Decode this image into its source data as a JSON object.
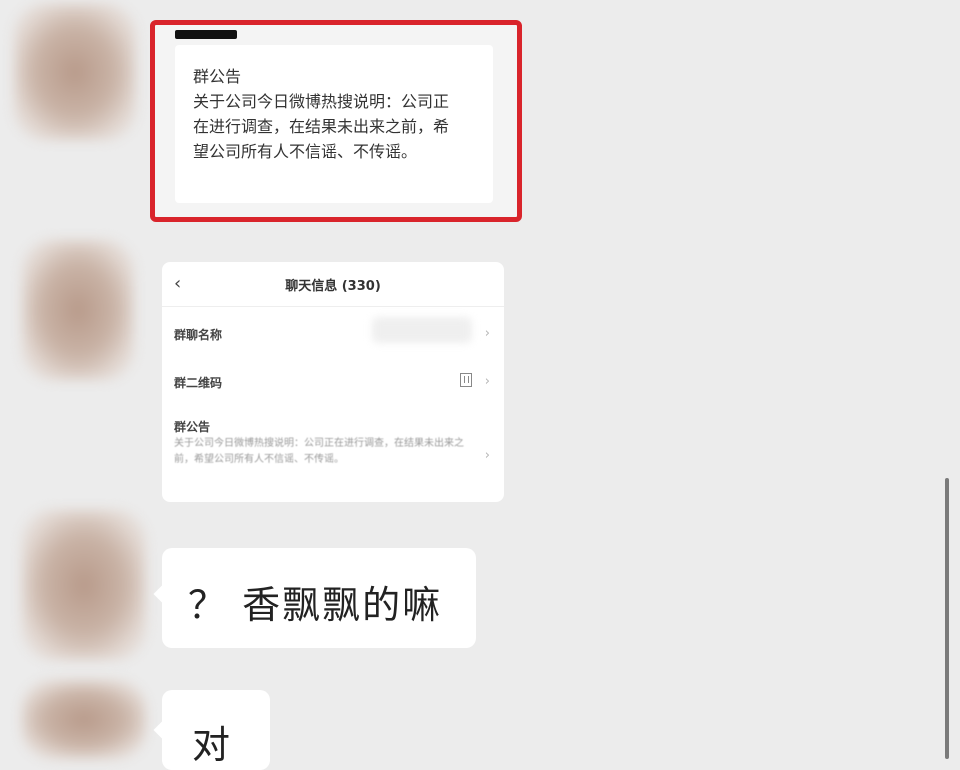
{
  "announcement": {
    "title": "群公告",
    "body": "关于公司今日微博热搜说明：公司正在进行调查，在结果未出来之前，希望公司所有人不信谣、不传谣。"
  },
  "chat_info": {
    "back_icon": "chevron-left-icon",
    "title": "聊天信息 (330)",
    "rows": {
      "group_name": {
        "label": "群聊名称"
      },
      "qr_code": {
        "label": "群二维码",
        "icon": "qr-code-icon"
      },
      "notice": {
        "label": "群公告",
        "preview": "关于公司今日微博热搜说明：公司正在进行调查，在结果未出来之前，希望公司所有人不信谣、不传谣。"
      }
    }
  },
  "messages": [
    {
      "text": "？ 香飘飘的嘛"
    },
    {
      "text": "对"
    }
  ],
  "colors": {
    "highlight_border": "#d9242b",
    "background": "#ececec",
    "bubble": "#ffffff"
  }
}
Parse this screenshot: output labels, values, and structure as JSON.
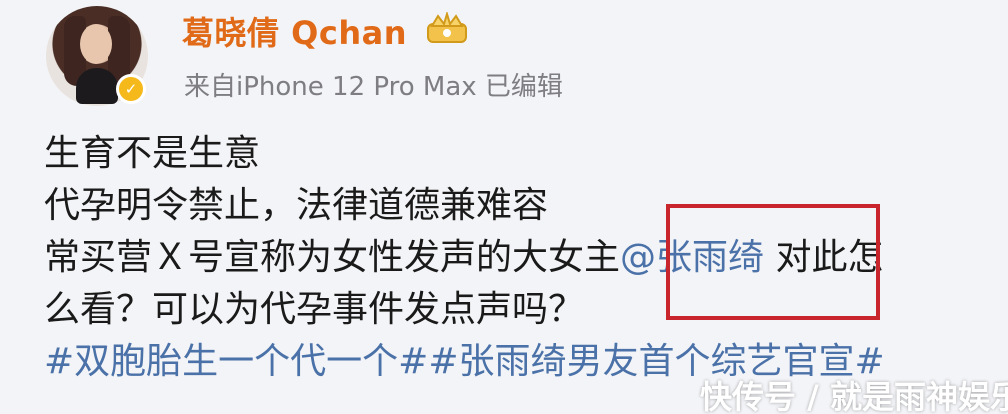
{
  "post": {
    "username": "葛晓倩 Qchan",
    "source": "来自iPhone 12 Pro Max  已编辑",
    "lines": {
      "l1": "生育不是生意",
      "l2": "代孕明令禁止，法律道德兼难容",
      "l3_pre": "常买营Ｘ号宣称为女性发声的大女主",
      "l3_mention": "@张雨绮",
      "l3_post": " 对此怎",
      "l4": "么看？可以为代孕事件发点声吗？",
      "l5": "#双胞胎生一个代一个##张雨绮男友首个综艺官宣#"
    }
  },
  "colors": {
    "username": "#e06a17",
    "link": "#4a71a8",
    "highlight": "#c8252c",
    "verified": "#f5b91c"
  },
  "icons": {
    "verified": "verified-badge-icon",
    "crown": "crown-badge-icon"
  },
  "watermark": "快传号 / 就是雨神娱乐"
}
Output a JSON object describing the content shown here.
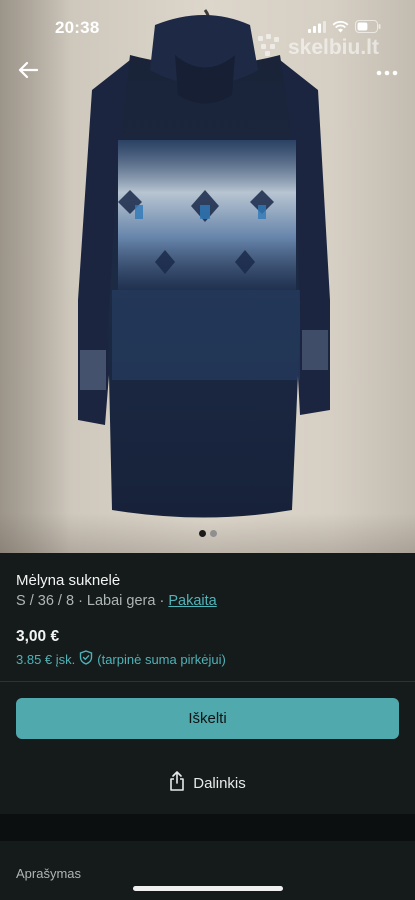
• • • • •
▸ **Written instruction**
Please list every line of the records that contains "JSON".

▸ **Problem solution**
Decode this image into its source data as a JSON object.
Parse this screenshot: output labels, values, and structure as JSON.
Output a JSON object describing the content shown here.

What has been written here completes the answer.